WORK TO COMPLETE: Copy every line of the data in which the word "presente" occurs.

# start of SOURCE MATERIAL

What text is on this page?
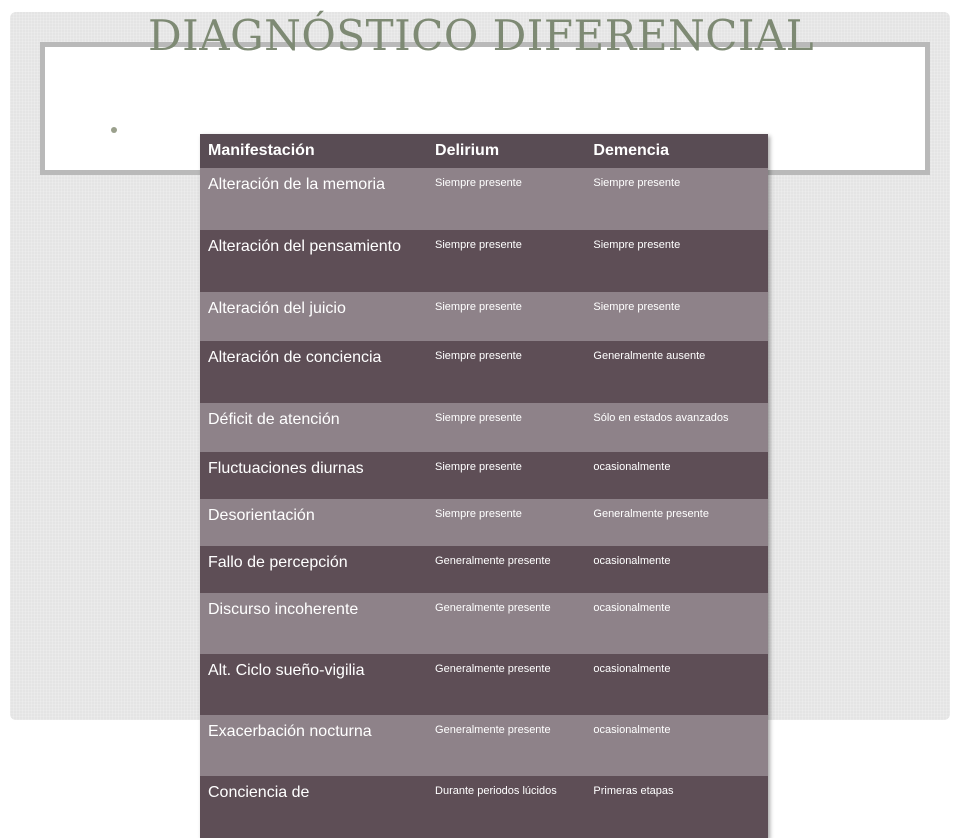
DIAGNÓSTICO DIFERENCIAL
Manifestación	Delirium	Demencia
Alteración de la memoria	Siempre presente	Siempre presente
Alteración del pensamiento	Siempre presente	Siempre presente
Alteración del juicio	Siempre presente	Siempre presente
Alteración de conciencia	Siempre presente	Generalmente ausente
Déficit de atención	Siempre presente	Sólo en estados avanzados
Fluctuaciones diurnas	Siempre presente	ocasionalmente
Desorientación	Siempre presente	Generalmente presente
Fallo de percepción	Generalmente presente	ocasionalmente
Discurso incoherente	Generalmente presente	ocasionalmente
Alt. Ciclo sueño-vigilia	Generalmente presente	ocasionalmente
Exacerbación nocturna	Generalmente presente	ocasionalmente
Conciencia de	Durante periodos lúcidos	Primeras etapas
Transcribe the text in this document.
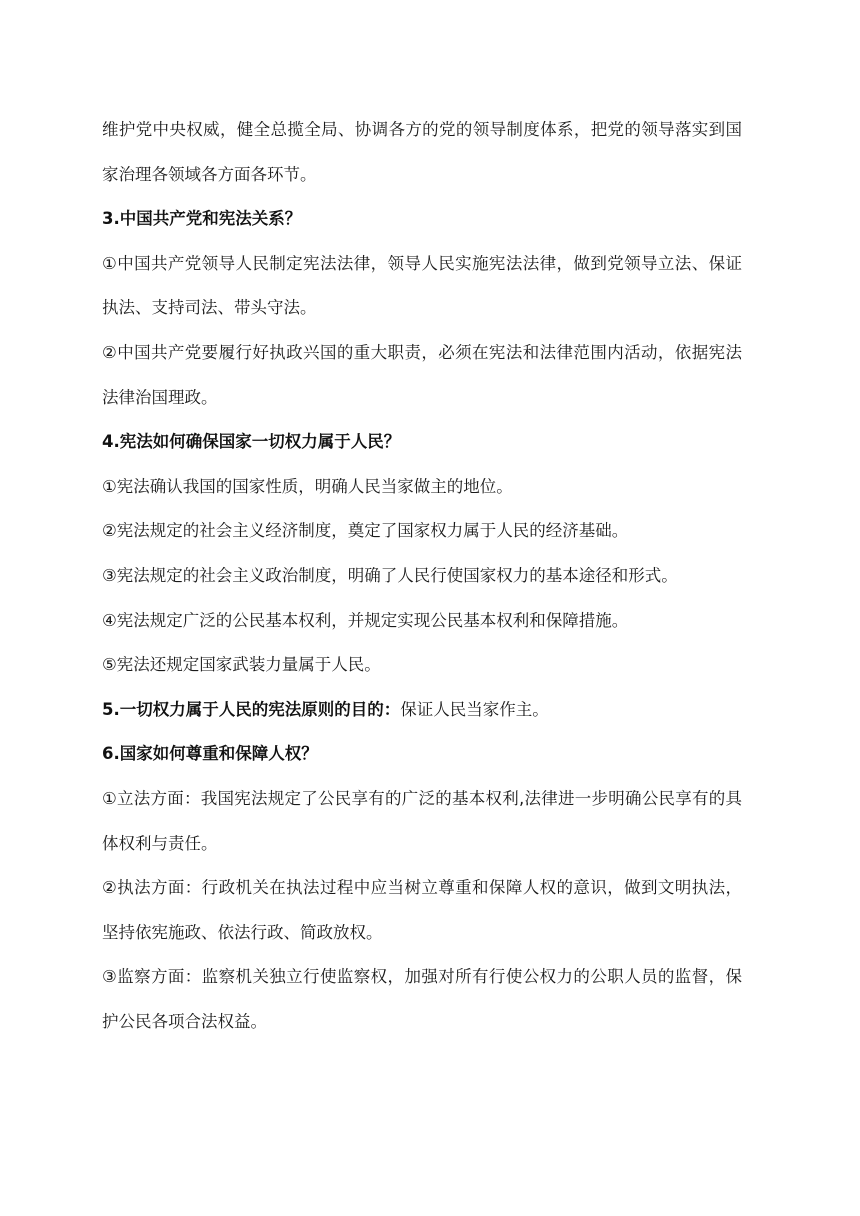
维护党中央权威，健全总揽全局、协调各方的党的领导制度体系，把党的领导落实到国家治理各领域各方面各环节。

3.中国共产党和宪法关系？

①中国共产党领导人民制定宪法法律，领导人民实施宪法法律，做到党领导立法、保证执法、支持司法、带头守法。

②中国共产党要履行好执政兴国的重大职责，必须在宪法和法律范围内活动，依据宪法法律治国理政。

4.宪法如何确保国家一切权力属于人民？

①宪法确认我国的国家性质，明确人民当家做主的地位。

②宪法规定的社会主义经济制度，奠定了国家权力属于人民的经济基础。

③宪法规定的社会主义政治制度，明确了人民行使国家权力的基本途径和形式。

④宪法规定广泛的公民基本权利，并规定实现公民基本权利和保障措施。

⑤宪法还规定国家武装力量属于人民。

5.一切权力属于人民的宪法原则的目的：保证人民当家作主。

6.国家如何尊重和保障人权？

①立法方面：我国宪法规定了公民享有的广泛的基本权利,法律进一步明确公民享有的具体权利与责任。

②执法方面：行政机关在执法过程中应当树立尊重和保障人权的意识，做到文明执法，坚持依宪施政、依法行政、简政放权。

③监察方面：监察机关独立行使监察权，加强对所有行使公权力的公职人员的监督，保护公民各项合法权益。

# end of SOURCE MATERIAL
# start of SOURCE MATERIAL

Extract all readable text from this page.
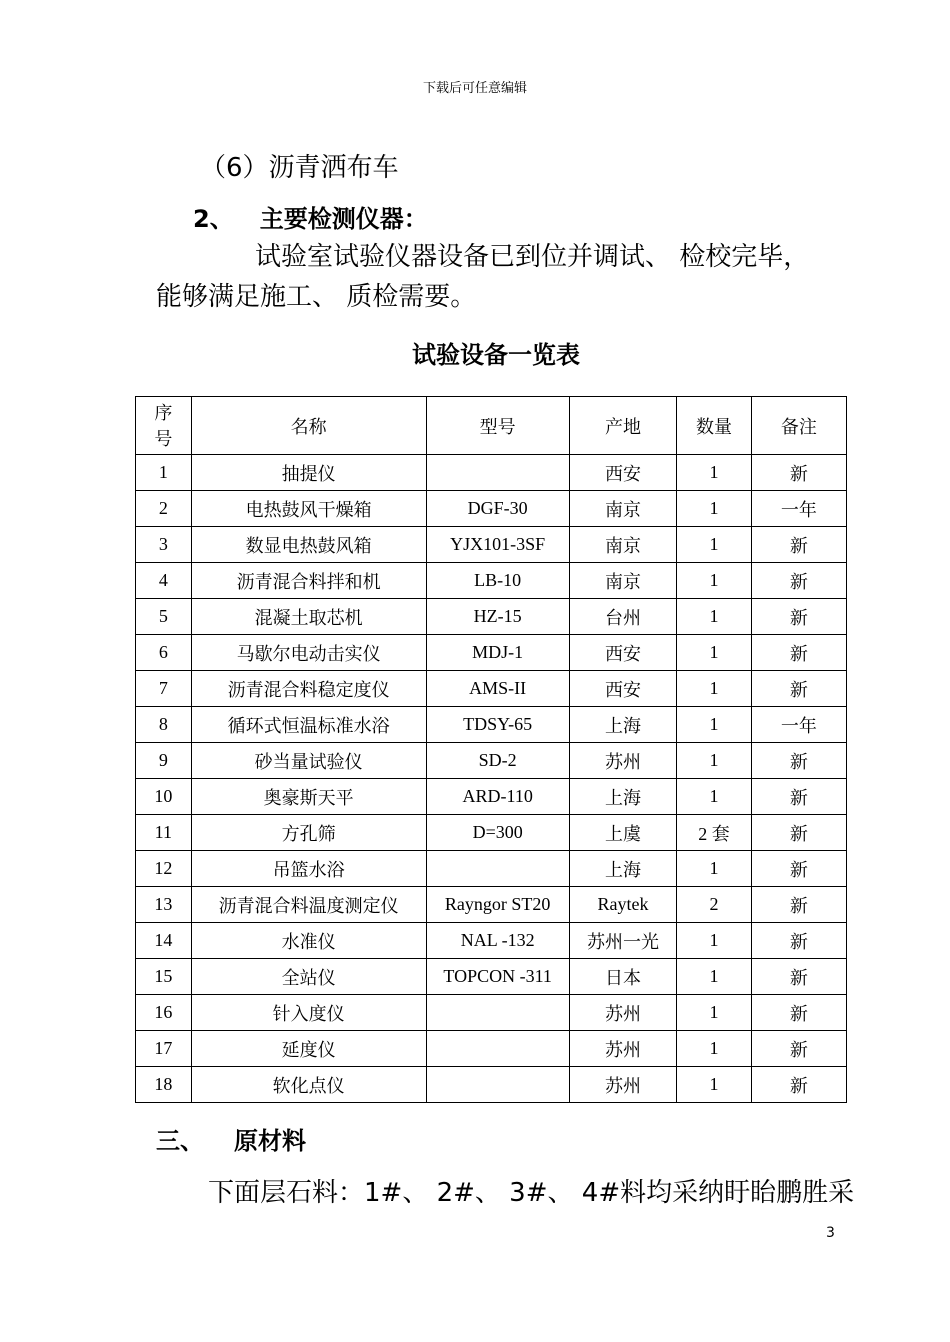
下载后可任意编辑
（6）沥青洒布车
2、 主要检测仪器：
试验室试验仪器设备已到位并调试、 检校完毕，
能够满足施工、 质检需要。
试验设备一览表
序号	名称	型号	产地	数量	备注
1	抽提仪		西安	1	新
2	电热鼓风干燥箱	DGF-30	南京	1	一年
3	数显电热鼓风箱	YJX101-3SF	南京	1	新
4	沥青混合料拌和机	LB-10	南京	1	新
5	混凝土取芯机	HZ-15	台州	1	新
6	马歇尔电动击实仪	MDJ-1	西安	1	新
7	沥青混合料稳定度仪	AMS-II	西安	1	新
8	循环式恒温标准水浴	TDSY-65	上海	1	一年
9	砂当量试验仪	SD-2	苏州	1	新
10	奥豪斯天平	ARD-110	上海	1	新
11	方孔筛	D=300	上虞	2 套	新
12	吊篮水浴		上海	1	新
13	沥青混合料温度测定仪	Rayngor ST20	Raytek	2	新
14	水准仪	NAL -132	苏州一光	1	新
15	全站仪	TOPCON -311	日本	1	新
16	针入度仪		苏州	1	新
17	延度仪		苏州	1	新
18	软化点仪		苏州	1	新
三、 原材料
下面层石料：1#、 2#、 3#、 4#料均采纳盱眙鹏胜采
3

# end of SOURCE MATERIAL

ANSWER BELOW:
Alteración de la memoria	Siempre presente	Siempre presente
Alteración del pensamiento	Siempre presente	Siempre presente
Alteración del juicio	Siempre presente	Siempre presente
Alteración de conciencia	Siempre presente	Generalmente ausente
Déficit de atención	Siempre presente	Sólo en estados avanzados
Fluctuaciones diurnas	Siempre presente	ocasionalmente
Desorientación	Siempre presente	Generalmente presente
Fallo de percepción	Generalmente presente	ocasionalmente
Discurso incoherente	Generalmente presente	ocasionalmente
Alt. Ciclo sueño-vigilia	Generalmente presente	ocasionalmente
Exacerbación nocturna	Generalmente presente	ocasionalmente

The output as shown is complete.